(Stored entries)
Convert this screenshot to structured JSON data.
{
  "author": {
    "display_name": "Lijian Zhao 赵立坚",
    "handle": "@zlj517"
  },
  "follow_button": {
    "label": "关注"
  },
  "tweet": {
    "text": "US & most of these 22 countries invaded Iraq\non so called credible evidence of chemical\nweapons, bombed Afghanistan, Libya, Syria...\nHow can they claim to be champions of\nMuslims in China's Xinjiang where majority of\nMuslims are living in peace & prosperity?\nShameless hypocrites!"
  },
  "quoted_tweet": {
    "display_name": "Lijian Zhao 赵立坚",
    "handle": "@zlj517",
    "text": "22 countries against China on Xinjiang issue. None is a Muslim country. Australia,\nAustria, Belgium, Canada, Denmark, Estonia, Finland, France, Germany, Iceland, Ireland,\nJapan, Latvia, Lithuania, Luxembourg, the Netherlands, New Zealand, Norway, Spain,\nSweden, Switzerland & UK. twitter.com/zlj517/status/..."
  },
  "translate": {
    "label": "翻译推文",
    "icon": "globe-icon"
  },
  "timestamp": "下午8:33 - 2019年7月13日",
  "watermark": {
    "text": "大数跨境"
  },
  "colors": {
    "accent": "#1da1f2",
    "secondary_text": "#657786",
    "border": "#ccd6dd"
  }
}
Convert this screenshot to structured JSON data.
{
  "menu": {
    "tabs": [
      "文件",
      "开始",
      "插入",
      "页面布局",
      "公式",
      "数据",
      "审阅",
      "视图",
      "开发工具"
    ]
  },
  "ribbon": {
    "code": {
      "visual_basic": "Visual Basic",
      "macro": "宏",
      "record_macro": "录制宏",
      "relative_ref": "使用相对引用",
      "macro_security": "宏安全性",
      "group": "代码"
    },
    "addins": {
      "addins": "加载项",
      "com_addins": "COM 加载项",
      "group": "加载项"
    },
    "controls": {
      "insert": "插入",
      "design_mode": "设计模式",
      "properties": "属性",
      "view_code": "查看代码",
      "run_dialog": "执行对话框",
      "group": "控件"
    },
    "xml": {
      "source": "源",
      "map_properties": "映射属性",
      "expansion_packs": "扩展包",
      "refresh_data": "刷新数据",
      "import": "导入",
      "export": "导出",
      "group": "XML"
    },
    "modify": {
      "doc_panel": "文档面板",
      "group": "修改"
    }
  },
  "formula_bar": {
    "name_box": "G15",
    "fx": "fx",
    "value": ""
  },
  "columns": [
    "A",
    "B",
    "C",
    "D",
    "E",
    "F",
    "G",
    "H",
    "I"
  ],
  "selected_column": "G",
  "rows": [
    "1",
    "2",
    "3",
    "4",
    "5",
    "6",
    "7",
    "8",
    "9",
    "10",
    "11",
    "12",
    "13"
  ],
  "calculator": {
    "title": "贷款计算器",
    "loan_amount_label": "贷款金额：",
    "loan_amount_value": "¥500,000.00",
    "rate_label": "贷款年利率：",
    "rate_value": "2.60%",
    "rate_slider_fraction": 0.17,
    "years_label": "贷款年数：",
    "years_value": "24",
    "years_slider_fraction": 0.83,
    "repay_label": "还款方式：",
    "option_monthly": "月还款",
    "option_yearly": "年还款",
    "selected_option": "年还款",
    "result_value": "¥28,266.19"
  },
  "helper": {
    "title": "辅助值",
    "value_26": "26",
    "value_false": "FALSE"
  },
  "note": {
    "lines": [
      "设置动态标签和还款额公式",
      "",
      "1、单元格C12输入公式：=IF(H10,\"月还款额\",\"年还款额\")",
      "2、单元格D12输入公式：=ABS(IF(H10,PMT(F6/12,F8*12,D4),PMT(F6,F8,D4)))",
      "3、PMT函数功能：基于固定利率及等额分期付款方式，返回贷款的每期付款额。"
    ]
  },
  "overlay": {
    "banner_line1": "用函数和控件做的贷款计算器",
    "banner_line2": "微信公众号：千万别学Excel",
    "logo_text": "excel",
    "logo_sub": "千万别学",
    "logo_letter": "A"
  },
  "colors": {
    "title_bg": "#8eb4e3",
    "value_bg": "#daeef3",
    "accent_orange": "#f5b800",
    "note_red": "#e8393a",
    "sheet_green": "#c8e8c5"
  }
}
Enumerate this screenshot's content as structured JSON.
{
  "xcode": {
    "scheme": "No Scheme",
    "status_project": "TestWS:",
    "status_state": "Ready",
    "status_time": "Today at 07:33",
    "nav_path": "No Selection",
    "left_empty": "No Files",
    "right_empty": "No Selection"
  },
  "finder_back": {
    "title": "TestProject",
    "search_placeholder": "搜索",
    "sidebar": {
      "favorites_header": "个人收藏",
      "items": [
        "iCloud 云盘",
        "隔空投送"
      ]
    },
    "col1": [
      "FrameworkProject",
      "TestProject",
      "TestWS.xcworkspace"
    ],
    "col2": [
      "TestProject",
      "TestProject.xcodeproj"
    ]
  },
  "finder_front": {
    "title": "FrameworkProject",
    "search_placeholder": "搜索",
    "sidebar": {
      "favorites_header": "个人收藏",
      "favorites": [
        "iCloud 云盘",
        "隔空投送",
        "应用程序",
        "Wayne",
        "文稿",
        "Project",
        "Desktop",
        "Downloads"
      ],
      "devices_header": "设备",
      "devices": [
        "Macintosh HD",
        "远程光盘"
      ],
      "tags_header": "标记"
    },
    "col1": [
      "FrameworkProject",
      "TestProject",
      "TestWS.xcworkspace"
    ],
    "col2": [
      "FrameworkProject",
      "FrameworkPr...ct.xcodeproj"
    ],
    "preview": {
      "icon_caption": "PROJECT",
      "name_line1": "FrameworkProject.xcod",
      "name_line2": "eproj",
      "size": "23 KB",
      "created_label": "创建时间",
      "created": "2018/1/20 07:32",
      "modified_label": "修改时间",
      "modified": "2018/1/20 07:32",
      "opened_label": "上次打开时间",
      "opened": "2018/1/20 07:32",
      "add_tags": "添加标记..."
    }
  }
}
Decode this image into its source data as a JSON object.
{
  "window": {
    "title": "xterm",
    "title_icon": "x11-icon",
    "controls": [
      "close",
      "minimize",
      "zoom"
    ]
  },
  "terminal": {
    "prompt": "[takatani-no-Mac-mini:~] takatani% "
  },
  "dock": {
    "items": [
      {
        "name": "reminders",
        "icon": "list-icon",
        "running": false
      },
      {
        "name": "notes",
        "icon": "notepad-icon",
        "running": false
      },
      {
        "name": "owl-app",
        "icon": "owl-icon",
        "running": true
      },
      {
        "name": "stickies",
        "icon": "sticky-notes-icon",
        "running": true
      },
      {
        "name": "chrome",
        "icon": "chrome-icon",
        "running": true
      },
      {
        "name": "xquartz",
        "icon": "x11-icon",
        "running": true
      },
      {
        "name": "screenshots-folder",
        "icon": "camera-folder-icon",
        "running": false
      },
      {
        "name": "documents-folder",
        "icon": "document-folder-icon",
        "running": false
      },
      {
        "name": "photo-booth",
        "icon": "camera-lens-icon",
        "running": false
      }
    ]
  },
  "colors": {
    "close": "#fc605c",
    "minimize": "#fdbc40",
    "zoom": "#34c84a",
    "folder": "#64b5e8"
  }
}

* Your objective
Copy each entry exactly, with nothing added or dropped.

* Output
Convert this screenshot to structured JSON data.
{
  "author": {
    "display_name": "Lijian Zhao 赵立坚",
    "handle": "@zlj517"
  },
  "follow_button": {
    "label": "关注"
  },
  "tweet": {
    "text": "US & most of these 22 countries invaded Iraq\non so called credible evidence of chemical\nweapons, bombed Afghanistan, Libya, Syria...\nHow can they claim to be champions of\nMuslims in China's Xinjiang where majority of\nMuslims are living in peace & prosperity?\nShameless hypocrites!"
  },
  "quoted_tweet": {
    "display_name": "Lijian Zhao 赵立坚",
    "handle": "@zlj517",
    "text": "22 countries against China on Xinjiang issue. None is a Muslim country. Australia,\nAustria, Belgium, Canada, Denmark, Estonia, Finland, France, Germany, Iceland, Ireland,\nJapan, Latvia, Lithuania, Luxembourg, the Netherlands, New Zealand, Norway, Spain,\nSweden, Switzerland & UK. twitter.com/zlj517/status/..."
  },
  "translate": {
    "label": "翻译推文",
    "icon": "globe-icon"
  },
  "timestamp": "下午8:33 - 2019年7月13日",
  "watermark": {
    "text": "大数跨境"
  },
  "colors": {
    "accent": "#1da1f2",
    "secondary_text": "#657786",
    "border": "#ccd6dd"
  }
}
Convert this screenshot to structured JSON data.
{
  "menu": {
    "tabs": [
      "文件",
      "开始",
      "插入",
      "页面布局",
      "公式",
      "数据",
      "审阅",
      "视图",
      "开发工具"
    ]
  },
  "ribbon": {
    "code": {
      "visual_basic": "Visual Basic",
      "macro": "宏",
      "record_macro": "录制宏",
      "relative_ref": "使用相对引用",
      "macro_security": "宏安全性",
      "group": "代码"
    },
    "addins": {
      "addins": "加载项",
      "com_addins": "COM 加载项",
      "group": "加载项"
    },
    "controls": {
      "insert": "插入",
      "design_mode": "设计模式",
      "properties": "属性",
      "view_code": "查看代码",
      "run_dialog": "执行对话框",
      "group": "控件"
    },
    "xml": {
      "source": "源",
      "map_properties": "映射属性",
      "expansion_packs": "扩展包",
      "refresh_data": "刷新数据",
      "import": "导入",
      "export": "导出",
      "group": "XML"
    },
    "modify": {
      "doc_panel": "文档面板",
      "group": "修改"
    }
  },
  "formula_bar": {
    "name_box": "G15",
    "fx": "fx",
    "value": ""
  },
  "columns": [
    "A",
    "B",
    "C",
    "D",
    "E",
    "F",
    "G",
    "H",
    "I"
  ],
  "selected_column": "G",
  "rows": [
    "1",
    "2",
    "3",
    "4",
    "5",
    "6",
    "7",
    "8",
    "9",
    "10",
    "11",
    "12",
    "13"
  ],
  "calculator": {
    "title": "贷款计算器",
    "loan_amount_label": "贷款金额：",
    "loan_amount_value": "¥500,000.00",
    "rate_label": "贷款年利率：",
    "rate_value": "2.60%",
    "rate_slider_fraction": 0.17,
    "years_label": "贷款年数：",
    "years_value": "24",
    "years_slider_fraction": 0.83,
    "repay_label": "还款方式：",
    "option_monthly": "月还款",
    "option_yearly": "年还款",
    "selected_option": "年还款",
    "result_value": "¥28,266.19"
  },
  "helper": {
    "title": "辅助值",
    "value_26": "26",
    "value_false": "FALSE"
  },
  "note": {
    "lines": [
      "设置动态标签和还款额公式",
      "",
      "1、单元格C12输入公式：=IF(H10,\"月还款额\",\"年还款额\")",
      "2、单元格D12输入公式：=ABS(IF(H10,PMT(F6/12,F8*12,D4),PMT(F6,F8,D4)))",
      "3、PMT函数功能：基于固定利率及等额分期付款方式，返回贷款的每期付款额。"
    ]
  },
  "overlay": {
    "banner_line1": "用函数和控件做的贷款计算器",
    "banner_line2": "微信公众号：千万别学Excel",
    "logo_text": "excel",
    "logo_sub": "千万别学",
    "logo_letter": "A"
  },
  "colors": {
    "title_bg": "#8eb4e3",
    "value_bg": "#daeef3",
    "accent_orange": "#f5b800",
    "note_red": "#e8393a",
    "sheet_green": "#c8e8c5"
  }
}
Enumerate this screenshot's content as structured JSON.
{
  "xcode": {
    "scheme": "No Scheme",
    "status_project": "TestWS:",
    "status_state": "Ready",
    "status_time": "Today at 07:33",
    "nav_path": "No Selection",
    "left_empty": "No Files",
    "right_empty": "No Selection"
  },
  "finder_back": {
    "title": "TestProject",
    "search_placeholder": "搜索",
    "sidebar": {
      "favorites_header": "个人收藏",
      "items": [
        "iCloud 云盘",
        "隔空投送"
      ]
    },
    "col1": [
      "FrameworkProject",
      "TestProject",
      "TestWS.xcworkspace"
    ],
    "col2": [
      "TestProject",
      "TestProject.xcodeproj"
    ]
  },
  "finder_front": {
    "title": "FrameworkProject",
    "search_placeholder": "搜索",
    "sidebar": {
      "favorites_header": "个人收藏",
      "favorites": [
        "iCloud 云盘",
        "隔空投送",
        "应用程序",
        "Wayne",
        "文稿",
        "Project",
        "Desktop",
        "Downloads"
      ],
      "devices_header": "设备",
      "devices": [
        "Macintosh HD",
        "远程光盘"
      ],
      "tags_header": "标记"
    },
    "col1": [
      "FrameworkProject",
      "TestProject",
      "TestWS.xcworkspace"
    ],
    "col2": [
      "FrameworkProject",
      "FrameworkPr...ct.xcodeproj"
    ],
    "preview": {
      "icon_caption": "PROJECT",
      "name_line1": "FrameworkProject.xcod",
      "name_line2": "eproj",
      "size": "23 KB",
      "created_label": "创建时间",
      "created": "2018/1/20 07:32",
      "modified_label": "修改时间",
      "modified": "2018/1/20 07:32",
      "opened_label": "上次打开时间",
      "opened": "2018/1/20 07:32",
      "add_tags": "添加标记..."
    }
  }
}
Decode this image into its source data as a JSON object.
{
  "window": {
    "title": "xterm",
    "title_icon": "x11-icon",
    "controls": [
      "close",
      "minimize",
      "zoom"
    ]
  },
  "terminal": {
    "prompt": "[takatani-no-Mac-mini:~] takatani% "
  },
  "dock": {
    "items": [
      {
        "name": "reminders",
        "icon": "list-icon",
        "running": false
      },
      {
        "name": "notes",
        "icon": "notepad-icon",
        "running": false
      },
      {
        "name": "owl-app",
        "icon": "owl-icon",
        "running": true
      },
      {
        "name": "stickies",
        "icon": "sticky-notes-icon",
        "running": true
      },
      {
        "name": "chrome",
        "icon": "chrome-icon",
        "running": true
      },
      {
        "name": "xquartz",
        "icon": "x11-icon",
        "running": true
      },
      {
        "name": "screenshots-folder",
        "icon": "camera-folder-icon",
        "running": false
      },
      {
        "name": "documents-folder",
        "icon": "document-folder-icon",
        "running": false
      },
      {
        "name": "photo-booth",
        "icon": "camera-lens-icon",
        "running": false
      }
    ]
  },
  "colors": {
    "close": "#fc605c",
    "minimize": "#fdbc40",
    "zoom": "#34c84a",
    "folder": "#64b5e8"
  }
}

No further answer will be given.